• **Dataset rows about figures**
++++++
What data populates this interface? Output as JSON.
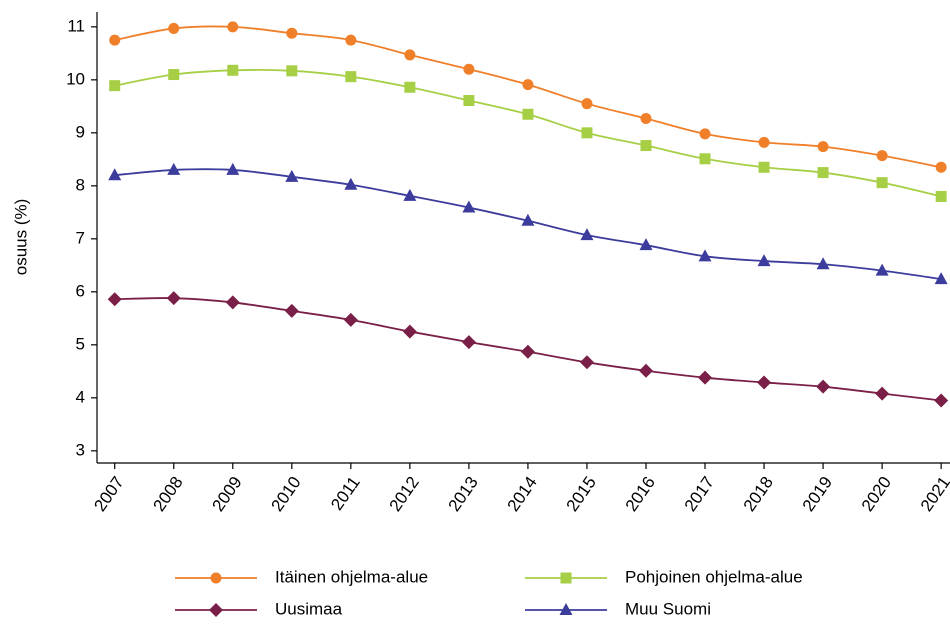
{
  "chart_data": {
    "type": "line",
    "y_label": "osuus (%)",
    "x": [
      2007,
      2008,
      2009,
      2010,
      2011,
      2012,
      2013,
      2014,
      2015,
      2016,
      2017,
      2018,
      2019,
      2020,
      2021
    ],
    "xticks": [
      2007,
      2008,
      2009,
      2010,
      2011,
      2012,
      2013,
      2014,
      2015,
      2016,
      2017,
      2018,
      2019,
      2020,
      2021
    ],
    "xlim": [
      2006.7,
      2021.15
    ],
    "ylim": [
      2.77,
      11.28
    ],
    "yticks": [
      3,
      4,
      5,
      6,
      7,
      8,
      9,
      10,
      11
    ],
    "grid": false,
    "legend": "bottom",
    "series": [
      {
        "name": "Itäinen ohjelma-alue",
        "color": "#f07f2a",
        "marker": "circle",
        "values": [
          10.75,
          10.97,
          11.0,
          10.88,
          10.75,
          10.47,
          10.2,
          9.91,
          9.55,
          9.27,
          8.98,
          8.82,
          8.74,
          8.57,
          8.35
        ]
      },
      {
        "name": "Pohjoinen ohjelma-alue",
        "color": "#a6cf45",
        "marker": "square",
        "values": [
          9.89,
          10.1,
          10.18,
          10.17,
          10.06,
          9.86,
          9.61,
          9.35,
          9.0,
          8.76,
          8.51,
          8.35,
          8.25,
          8.06,
          7.8
        ]
      },
      {
        "name": "Uusimaa",
        "color": "#7a1f47",
        "marker": "diamond",
        "values": [
          5.86,
          5.88,
          5.8,
          5.64,
          5.47,
          5.25,
          5.05,
          4.87,
          4.67,
          4.51,
          4.38,
          4.29,
          4.21,
          4.08,
          3.95
        ]
      },
      {
        "name": "Muu Suomi",
        "color": "#3c3c9c",
        "marker": "triangle",
        "values": [
          8.2,
          8.3,
          8.3,
          8.17,
          8.02,
          7.81,
          7.59,
          7.34,
          7.07,
          6.88,
          6.67,
          6.58,
          6.52,
          6.4,
          6.24
        ]
      }
    ]
  }
}
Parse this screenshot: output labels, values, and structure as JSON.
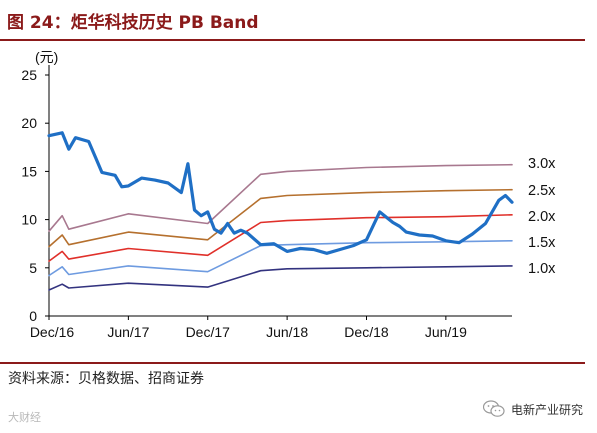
{
  "header": {
    "figure_label": "图 24：",
    "title_text": "炬华科技历史 PB Band"
  },
  "footer": {
    "source": "资料来源：贝格数据、招商证券"
  },
  "watermarks": {
    "left": "大财经",
    "right": "电新产业研究"
  },
  "colors": {
    "title": "#8B1A1A",
    "price": "#1F6FC5",
    "band_1_0": "#33337F",
    "band_1_5": "#6E9BE0",
    "band_2_0": "#E0302A",
    "band_2_5": "#B5702E",
    "band_3_0": "#A8788F"
  },
  "chart_data": {
    "type": "line",
    "title": "炬华科技历史 PB Band",
    "ylabel": "(元)",
    "ylim": [
      0,
      25
    ],
    "yticks": [
      0,
      5,
      10,
      15,
      20,
      25
    ],
    "x_tick_labels": [
      "Dec/16",
      "Jun/17",
      "Dec/17",
      "Jun/18",
      "Dec/18",
      "Jun/19"
    ],
    "x_tick_dates": [
      "2016-12",
      "2017-06",
      "2017-12",
      "2018-06",
      "2018-12",
      "2019-06"
    ],
    "x_end_date": "2019-11",
    "series": [
      {
        "name": "Price",
        "color_key": "price",
        "x": [
          "2016-12",
          "2017-01",
          "2017-01",
          "2017-02",
          "2017-03",
          "2017-03",
          "2017-04",
          "2017-05",
          "2017-05",
          "2017-06",
          "2017-07",
          "2017-08",
          "2017-09",
          "2017-10",
          "2017-10",
          "2017-11",
          "2017-11",
          "2017-12",
          "2017-12",
          "2018-01",
          "2018-01",
          "2018-02",
          "2018-02",
          "2018-03",
          "2018-04",
          "2018-05",
          "2018-06",
          "2018-07",
          "2018-08",
          "2018-09",
          "2018-10",
          "2018-11",
          "2018-12",
          "2019-01",
          "2019-02",
          "2019-02",
          "2019-03",
          "2019-04",
          "2019-05",
          "2019-06",
          "2019-07",
          "2019-08",
          "2019-09",
          "2019-10",
          "2019-10",
          "2019-11"
        ],
        "y": [
          18.7,
          19.0,
          17.3,
          18.5,
          18.1,
          16.5,
          14.9,
          14.6,
          13.4,
          13.5,
          14.3,
          14.1,
          13.8,
          12.8,
          15.8,
          11.0,
          10.4,
          10.8,
          9.0,
          8.6,
          9.6,
          8.6,
          8.9,
          8.6,
          7.4,
          7.5,
          6.7,
          7.0,
          6.9,
          6.5,
          6.9,
          7.3,
          7.9,
          10.8,
          9.7,
          9.3,
          8.7,
          8.4,
          8.3,
          7.8,
          7.6,
          8.5,
          9.6,
          12.0,
          12.5,
          11.8
        ]
      },
      {
        "name": "1.0x",
        "color_key": "band_1_0",
        "x": [
          "2016-12",
          "2017-01",
          "2017-01",
          "2017-06",
          "2017-12",
          "2018-04",
          "2018-06",
          "2018-12",
          "2019-06",
          "2019-11"
        ],
        "y": [
          2.7,
          3.3,
          2.9,
          3.4,
          3.0,
          4.7,
          4.9,
          5.0,
          5.1,
          5.2
        ]
      },
      {
        "name": "1.5x",
        "color_key": "band_1_5",
        "x": [
          "2016-12",
          "2017-01",
          "2017-01",
          "2017-06",
          "2017-12",
          "2018-04",
          "2018-06",
          "2018-12",
          "2019-06",
          "2019-11"
        ],
        "y": [
          4.2,
          5.1,
          4.3,
          5.2,
          4.6,
          7.3,
          7.4,
          7.6,
          7.7,
          7.8
        ]
      },
      {
        "name": "2.0x",
        "color_key": "band_2_0",
        "x": [
          "2016-12",
          "2017-01",
          "2017-01",
          "2017-06",
          "2017-12",
          "2018-04",
          "2018-06",
          "2018-12",
          "2019-06",
          "2019-11"
        ],
        "y": [
          5.7,
          6.7,
          5.9,
          7.0,
          6.3,
          9.7,
          9.9,
          10.2,
          10.3,
          10.5
        ]
      },
      {
        "name": "2.5x",
        "color_key": "band_2_5",
        "x": [
          "2016-12",
          "2017-01",
          "2017-01",
          "2017-06",
          "2017-12",
          "2018-04",
          "2018-06",
          "2018-12",
          "2019-06",
          "2019-11"
        ],
        "y": [
          7.2,
          8.4,
          7.4,
          8.7,
          7.9,
          12.2,
          12.5,
          12.8,
          13.0,
          13.1
        ]
      },
      {
        "name": "3.0x",
        "color_key": "band_3_0",
        "x": [
          "2016-12",
          "2017-01",
          "2017-01",
          "2017-06",
          "2017-12",
          "2018-04",
          "2018-06",
          "2018-12",
          "2019-06",
          "2019-11"
        ],
        "y": [
          8.8,
          10.4,
          9.0,
          10.6,
          9.6,
          14.7,
          15.0,
          15.4,
          15.6,
          15.7
        ]
      }
    ],
    "band_labels": [
      "3.0x",
      "2.5x",
      "2.0x",
      "1.5x",
      "1.0x"
    ],
    "grid": false,
    "legend": "right-side labels"
  }
}
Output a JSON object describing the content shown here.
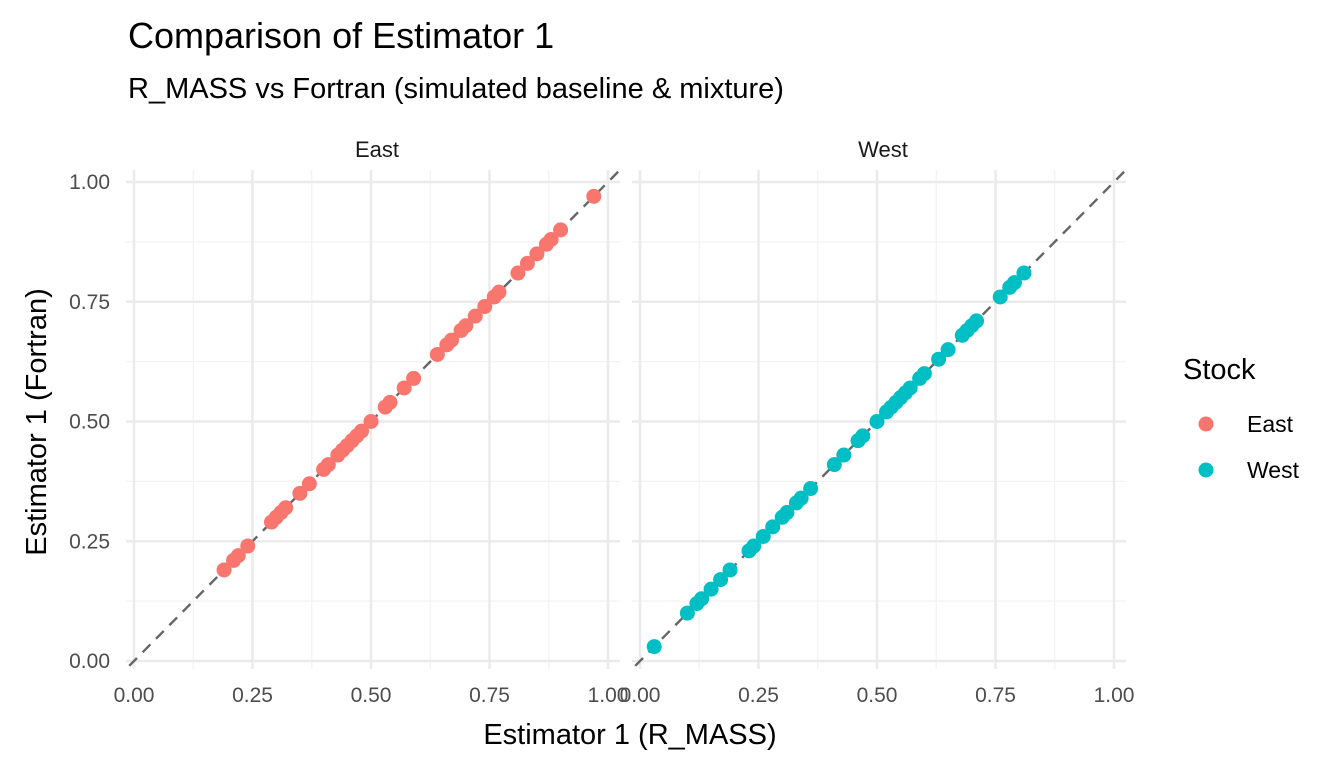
++++++
• **Stated problem**
Copy the whole of the material above exactly, but not its images.

• **Result**
What data populates this interface? Output as JSON.
{
  "chart_data": {
    "type": "line",
    "y_label": "osuus (%)",
    "x": [
      2007,
      2008,
      2009,
      2010,
      2011,
      2012,
      2013,
      2014,
      2015,
      2016,
      2017,
      2018,
      2019,
      2020,
      2021
    ],
    "xticks": [
      2007,
      2008,
      2009,
      2010,
      2011,
      2012,
      2013,
      2014,
      2015,
      2016,
      2017,
      2018,
      2019,
      2020,
      2021
    ],
    "xlim": [
      2006.7,
      2021.15
    ],
    "ylim": [
      2.77,
      11.28
    ],
    "yticks": [
      3,
      4,
      5,
      6,
      7,
      8,
      9,
      10,
      11
    ],
    "grid": false,
    "legend": "bottom",
    "series": [
      {
        "name": "Itäinen ohjelma-alue",
        "color": "#f07f2a",
        "marker": "circle",
        "values": [
          10.75,
          10.97,
          11.0,
          10.88,
          10.75,
          10.47,
          10.2,
          9.91,
          9.55,
          9.27,
          8.98,
          8.82,
          8.74,
          8.57,
          8.35
        ]
      },
      {
        "name": "Pohjoinen ohjelma-alue",
        "color": "#a6cf45",
        "marker": "square",
        "values": [
          9.89,
          10.1,
          10.18,
          10.17,
          10.06,
          9.86,
          9.61,
          9.35,
          9.0,
          8.76,
          8.51,
          8.35,
          8.25,
          8.06,
          7.8
        ]
      },
      {
        "name": "Uusimaa",
        "color": "#7a1f47",
        "marker": "diamond",
        "values": [
          5.86,
          5.88,
          5.8,
          5.64,
          5.47,
          5.25,
          5.05,
          4.87,
          4.67,
          4.51,
          4.38,
          4.29,
          4.21,
          4.08,
          3.95
        ]
      },
      {
        "name": "Muu Suomi",
        "color": "#3c3c9c",
        "marker": "triangle",
        "values": [
          8.2,
          8.3,
          8.3,
          8.17,
          8.02,
          7.81,
          7.59,
          7.34,
          7.07,
          6.88,
          6.67,
          6.58,
          6.52,
          6.4,
          6.24
        ]
      }
    ]
  }
}
Parse this screenshot: output labels, values, and structure as JSON.
{
  "header": {
    "figure_label": "图 24：",
    "title_text": "炬华科技历史 PB Band"
  },
  "footer": {
    "source": "资料来源：贝格数据、招商证券"
  },
  "watermarks": {
    "left": "大财经",
    "right": "电新产业研究"
  },
  "colors": {
    "title": "#8B1A1A",
    "price": "#1F6FC5",
    "band_1_0": "#33337F",
    "band_1_5": "#6E9BE0",
    "band_2_0": "#E0302A",
    "band_2_5": "#B5702E",
    "band_3_0": "#A8788F"
  },
  "chart_data": {
    "type": "line",
    "title": "炬华科技历史 PB Band",
    "ylabel": "(元)",
    "ylim": [
      0,
      25
    ],
    "yticks": [
      0,
      5,
      10,
      15,
      20,
      25
    ],
    "x_tick_labels": [
      "Dec/16",
      "Jun/17",
      "Dec/17",
      "Jun/18",
      "Dec/18",
      "Jun/19"
    ],
    "x_tick_dates": [
      "2016-12",
      "2017-06",
      "2017-12",
      "2018-06",
      "2018-12",
      "2019-06"
    ],
    "x_end_date": "2019-11",
    "series": [
      {
        "name": "Price",
        "color_key": "price",
        "x": [
          "2016-12",
          "2017-01",
          "2017-01",
          "2017-02",
          "2017-03",
          "2017-03",
          "2017-04",
          "2017-05",
          "2017-05",
          "2017-06",
          "2017-07",
          "2017-08",
          "2017-09",
          "2017-10",
          "2017-10",
          "2017-11",
          "2017-11",
          "2017-12",
          "2017-12",
          "2018-01",
          "2018-01",
          "2018-02",
          "2018-02",
          "2018-03",
          "2018-04",
          "2018-05",
          "2018-06",
          "2018-07",
          "2018-08",
          "2018-09",
          "2018-10",
          "2018-11",
          "2018-12",
          "2019-01",
          "2019-02",
          "2019-02",
          "2019-03",
          "2019-04",
          "2019-05",
          "2019-06",
          "2019-07",
          "2019-08",
          "2019-09",
          "2019-10",
          "2019-10",
          "2019-11"
        ],
        "y": [
          18.7,
          19.0,
          17.3,
          18.5,
          18.1,
          16.5,
          14.9,
          14.6,
          13.4,
          13.5,
          14.3,
          14.1,
          13.8,
          12.8,
          15.8,
          11.0,
          10.4,
          10.8,
          9.0,
          8.6,
          9.6,
          8.6,
          8.9,
          8.6,
          7.4,
          7.5,
          6.7,
          7.0,
          6.9,
          6.5,
          6.9,
          7.3,
          7.9,
          10.8,
          9.7,
          9.3,
          8.7,
          8.4,
          8.3,
          7.8,
          7.6,
          8.5,
          9.6,
          12.0,
          12.5,
          11.8
        ]
      },
      {
        "name": "1.0x",
        "color_key": "band_1_0",
        "x": [
          "2016-12",
          "2017-01",
          "2017-01",
          "2017-06",
          "2017-12",
          "2018-04",
          "2018-06",
          "2018-12",
          "2019-06",
          "2019-11"
        ],
        "y": [
          2.7,
          3.3,
          2.9,
          3.4,
          3.0,
          4.7,
          4.9,
          5.0,
          5.1,
          5.2
        ]
      },
      {
        "name": "1.5x",
        "color_key": "band_1_5",
        "x": [
          "2016-12",
          "2017-01",
          "2017-01",
          "2017-06",
          "2017-12",
          "2018-04",
          "2018-06",
          "2018-12",
          "2019-06",
          "2019-11"
        ],
        "y": [
          4.2,
          5.1,
          4.3,
          5.2,
          4.6,
          7.3,
          7.4,
          7.6,
          7.7,
          7.8
        ]
      },
      {
        "name": "2.0x",
        "color_key": "band_2_0",
        "x": [
          "2016-12",
          "2017-01",
          "2017-01",
          "2017-06",
          "2017-12",
          "2018-04",
          "2018-06",
          "2018-12",
          "2019-06",
          "2019-11"
        ],
        "y": [
          5.7,
          6.7,
          5.9,
          7.0,
          6.3,
          9.7,
          9.9,
          10.2,
          10.3,
          10.5
        ]
      },
      {
        "name": "2.5x",
        "color_key": "band_2_5",
        "x": [
          "2016-12",
          "2017-01",
          "2017-01",
          "2017-06",
          "2017-12",
          "2018-04",
          "2018-06",
          "2018-12",
          "2019-06",
          "2019-11"
        ],
        "y": [
          7.2,
          8.4,
          7.4,
          8.7,
          7.9,
          12.2,
          12.5,
          12.8,
          13.0,
          13.1
        ]
      },
      {
        "name": "3.0x",
        "color_key": "band_3_0",
        "x": [
          "2016-12",
          "2017-01",
          "2017-01",
          "2017-06",
          "2017-12",
          "2018-04",
          "2018-06",
          "2018-12",
          "2019-06",
          "2019-11"
        ],
        "y": [
          8.8,
          10.4,
          9.0,
          10.6,
          9.6,
          14.7,
          15.0,
          15.4,
          15.6,
          15.7
        ]
      }
    ],
    "band_labels": [
      "3.0x",
      "2.5x",
      "2.0x",
      "1.5x",
      "1.0x"
    ],
    "grid": false,
    "legend": "right-side labels"
  }
}
Output a JSON object describing the content shown here.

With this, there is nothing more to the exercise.